[Items from a dataset]
------------
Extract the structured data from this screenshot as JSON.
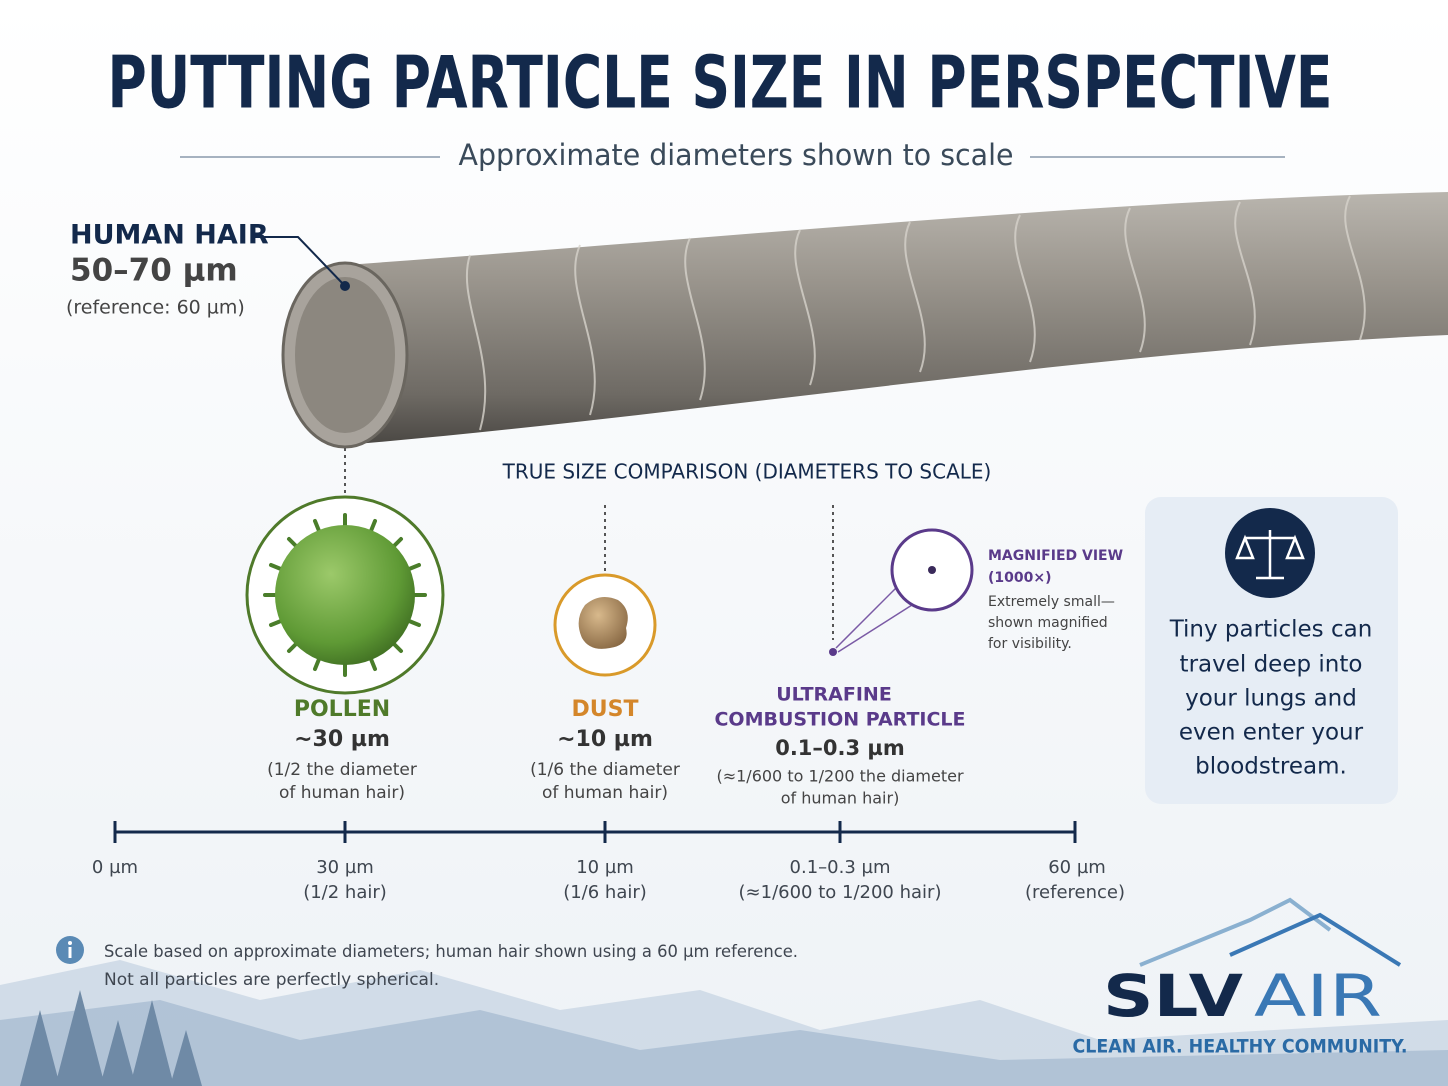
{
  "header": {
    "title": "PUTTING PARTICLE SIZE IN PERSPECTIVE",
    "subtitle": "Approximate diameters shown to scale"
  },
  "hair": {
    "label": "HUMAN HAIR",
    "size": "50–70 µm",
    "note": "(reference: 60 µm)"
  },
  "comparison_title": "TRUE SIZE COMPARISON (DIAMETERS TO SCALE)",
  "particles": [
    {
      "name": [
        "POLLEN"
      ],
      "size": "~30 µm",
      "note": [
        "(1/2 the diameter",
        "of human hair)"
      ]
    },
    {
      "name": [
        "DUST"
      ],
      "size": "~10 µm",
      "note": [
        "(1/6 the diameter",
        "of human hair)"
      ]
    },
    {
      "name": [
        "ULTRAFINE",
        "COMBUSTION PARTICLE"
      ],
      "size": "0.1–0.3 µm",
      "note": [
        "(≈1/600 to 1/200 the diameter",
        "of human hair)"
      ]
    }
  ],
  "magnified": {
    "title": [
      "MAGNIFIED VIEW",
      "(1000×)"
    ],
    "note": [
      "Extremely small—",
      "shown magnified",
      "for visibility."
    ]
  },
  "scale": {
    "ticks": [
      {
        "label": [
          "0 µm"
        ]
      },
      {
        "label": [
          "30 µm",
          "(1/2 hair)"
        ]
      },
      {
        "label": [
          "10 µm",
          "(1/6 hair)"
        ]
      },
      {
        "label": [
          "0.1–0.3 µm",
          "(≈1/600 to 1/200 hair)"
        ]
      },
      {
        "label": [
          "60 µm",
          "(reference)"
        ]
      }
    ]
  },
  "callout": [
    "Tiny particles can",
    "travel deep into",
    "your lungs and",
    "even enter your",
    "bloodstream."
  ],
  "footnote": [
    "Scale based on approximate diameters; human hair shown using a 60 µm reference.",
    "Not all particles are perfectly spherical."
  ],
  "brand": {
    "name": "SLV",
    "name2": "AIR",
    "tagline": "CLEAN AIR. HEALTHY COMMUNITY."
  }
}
------------
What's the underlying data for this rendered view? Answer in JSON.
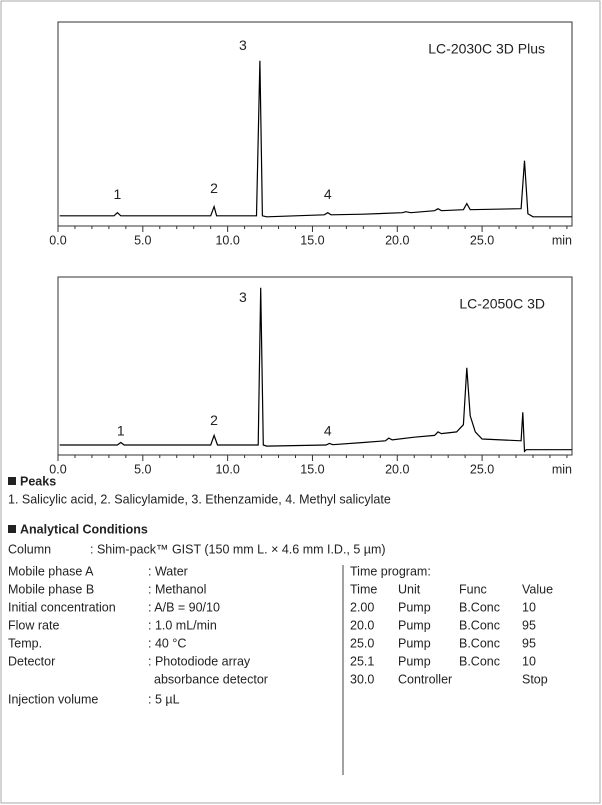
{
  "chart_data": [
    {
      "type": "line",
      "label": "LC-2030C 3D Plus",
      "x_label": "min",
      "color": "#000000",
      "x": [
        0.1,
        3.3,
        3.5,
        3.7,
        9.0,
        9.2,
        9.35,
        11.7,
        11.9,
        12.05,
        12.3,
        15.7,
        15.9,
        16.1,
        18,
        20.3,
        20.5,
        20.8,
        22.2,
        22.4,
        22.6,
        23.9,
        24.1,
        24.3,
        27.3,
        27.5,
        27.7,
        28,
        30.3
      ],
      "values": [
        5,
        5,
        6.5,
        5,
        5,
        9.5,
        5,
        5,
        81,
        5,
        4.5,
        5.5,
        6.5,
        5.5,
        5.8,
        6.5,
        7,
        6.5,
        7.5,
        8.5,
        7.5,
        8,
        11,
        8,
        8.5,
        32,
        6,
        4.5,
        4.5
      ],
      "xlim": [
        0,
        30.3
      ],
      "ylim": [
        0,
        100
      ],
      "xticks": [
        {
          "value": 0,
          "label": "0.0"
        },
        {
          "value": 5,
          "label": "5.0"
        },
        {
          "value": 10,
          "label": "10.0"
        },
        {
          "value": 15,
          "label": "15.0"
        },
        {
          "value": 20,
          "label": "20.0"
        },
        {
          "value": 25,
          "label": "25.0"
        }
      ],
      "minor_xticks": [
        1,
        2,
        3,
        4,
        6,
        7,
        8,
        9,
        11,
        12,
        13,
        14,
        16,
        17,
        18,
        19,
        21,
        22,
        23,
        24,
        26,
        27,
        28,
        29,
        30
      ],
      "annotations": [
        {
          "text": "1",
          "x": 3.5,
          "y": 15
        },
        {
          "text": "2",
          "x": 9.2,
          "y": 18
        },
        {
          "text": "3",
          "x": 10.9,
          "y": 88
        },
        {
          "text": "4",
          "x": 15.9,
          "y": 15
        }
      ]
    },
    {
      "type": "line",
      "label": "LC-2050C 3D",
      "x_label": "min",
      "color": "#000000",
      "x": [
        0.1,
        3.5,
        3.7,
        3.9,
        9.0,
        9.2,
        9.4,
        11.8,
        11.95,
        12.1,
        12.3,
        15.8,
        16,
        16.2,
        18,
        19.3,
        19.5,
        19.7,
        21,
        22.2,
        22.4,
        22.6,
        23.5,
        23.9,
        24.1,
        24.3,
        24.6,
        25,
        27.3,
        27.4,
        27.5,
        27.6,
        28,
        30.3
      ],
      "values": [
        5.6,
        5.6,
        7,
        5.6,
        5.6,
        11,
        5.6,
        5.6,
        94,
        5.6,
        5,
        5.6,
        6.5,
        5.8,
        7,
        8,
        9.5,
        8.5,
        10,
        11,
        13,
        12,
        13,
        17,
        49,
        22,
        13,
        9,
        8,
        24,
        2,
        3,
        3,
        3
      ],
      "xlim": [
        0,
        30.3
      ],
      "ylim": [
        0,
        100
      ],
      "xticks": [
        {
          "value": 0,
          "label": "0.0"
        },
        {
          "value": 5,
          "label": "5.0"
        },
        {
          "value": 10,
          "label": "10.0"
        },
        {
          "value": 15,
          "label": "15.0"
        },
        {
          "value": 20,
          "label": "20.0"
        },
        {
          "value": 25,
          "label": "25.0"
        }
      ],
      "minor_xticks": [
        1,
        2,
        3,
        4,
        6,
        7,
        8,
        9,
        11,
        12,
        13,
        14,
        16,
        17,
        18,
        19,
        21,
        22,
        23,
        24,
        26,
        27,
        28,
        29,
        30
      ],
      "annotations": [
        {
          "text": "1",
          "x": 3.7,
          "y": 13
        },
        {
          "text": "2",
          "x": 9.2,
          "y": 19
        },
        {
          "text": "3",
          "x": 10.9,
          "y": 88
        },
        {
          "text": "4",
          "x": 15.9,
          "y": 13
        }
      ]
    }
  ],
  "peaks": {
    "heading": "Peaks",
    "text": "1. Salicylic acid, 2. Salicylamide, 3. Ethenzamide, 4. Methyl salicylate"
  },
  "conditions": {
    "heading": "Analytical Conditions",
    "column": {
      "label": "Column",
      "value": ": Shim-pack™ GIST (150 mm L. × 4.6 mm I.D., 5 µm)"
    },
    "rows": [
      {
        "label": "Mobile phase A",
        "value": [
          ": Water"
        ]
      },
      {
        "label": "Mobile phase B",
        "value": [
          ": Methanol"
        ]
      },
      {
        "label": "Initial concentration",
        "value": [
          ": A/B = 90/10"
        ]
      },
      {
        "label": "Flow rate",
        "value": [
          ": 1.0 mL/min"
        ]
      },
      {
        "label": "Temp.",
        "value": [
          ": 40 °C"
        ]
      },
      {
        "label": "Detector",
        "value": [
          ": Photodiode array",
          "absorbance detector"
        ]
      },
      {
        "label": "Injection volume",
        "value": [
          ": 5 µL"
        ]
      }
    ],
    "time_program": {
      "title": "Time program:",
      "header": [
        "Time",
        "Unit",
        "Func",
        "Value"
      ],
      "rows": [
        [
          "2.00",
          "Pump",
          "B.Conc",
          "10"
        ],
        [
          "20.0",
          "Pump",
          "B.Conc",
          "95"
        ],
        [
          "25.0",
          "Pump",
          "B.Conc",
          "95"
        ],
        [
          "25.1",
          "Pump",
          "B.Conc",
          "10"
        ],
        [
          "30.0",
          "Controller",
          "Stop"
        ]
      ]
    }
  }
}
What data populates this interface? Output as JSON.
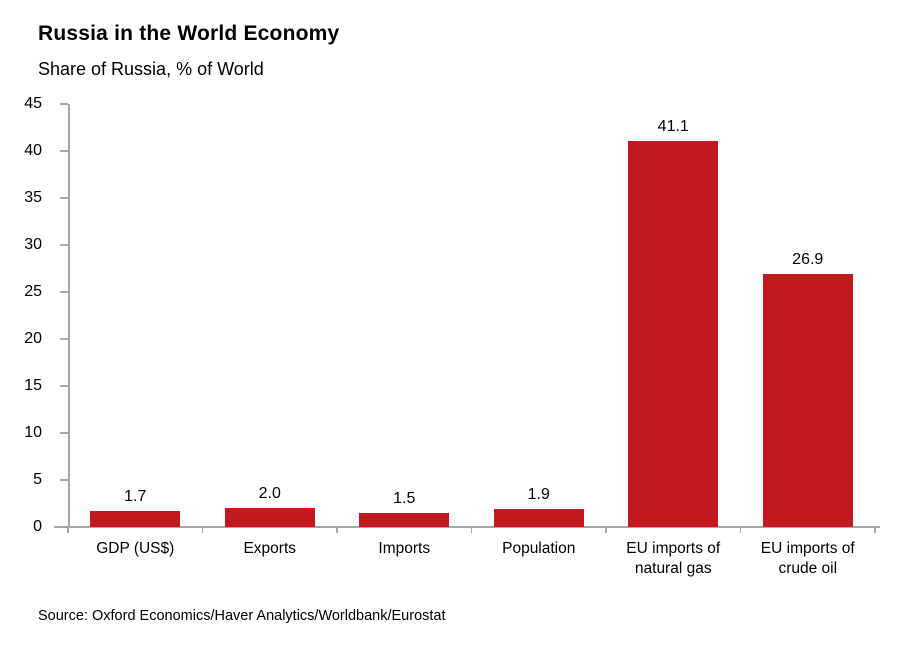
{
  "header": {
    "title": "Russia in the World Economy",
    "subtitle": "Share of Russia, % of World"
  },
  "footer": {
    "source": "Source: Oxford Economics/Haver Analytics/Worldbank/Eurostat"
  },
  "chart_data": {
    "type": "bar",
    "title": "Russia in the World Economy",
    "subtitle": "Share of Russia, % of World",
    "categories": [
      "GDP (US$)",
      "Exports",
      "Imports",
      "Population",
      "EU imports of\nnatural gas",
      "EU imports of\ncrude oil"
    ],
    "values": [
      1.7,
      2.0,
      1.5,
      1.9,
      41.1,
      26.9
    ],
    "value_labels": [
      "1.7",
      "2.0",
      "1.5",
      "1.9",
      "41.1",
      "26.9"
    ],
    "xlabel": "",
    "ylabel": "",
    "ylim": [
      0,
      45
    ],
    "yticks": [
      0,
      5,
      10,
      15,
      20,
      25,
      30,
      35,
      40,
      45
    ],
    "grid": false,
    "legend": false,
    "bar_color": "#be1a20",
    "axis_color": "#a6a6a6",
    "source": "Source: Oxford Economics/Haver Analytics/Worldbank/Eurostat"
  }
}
------------
## TASK BRIEF
Say, as a single number and nothing more, how many lines of the entries contain the word "Russia".

## CORRECT RESPONSE
4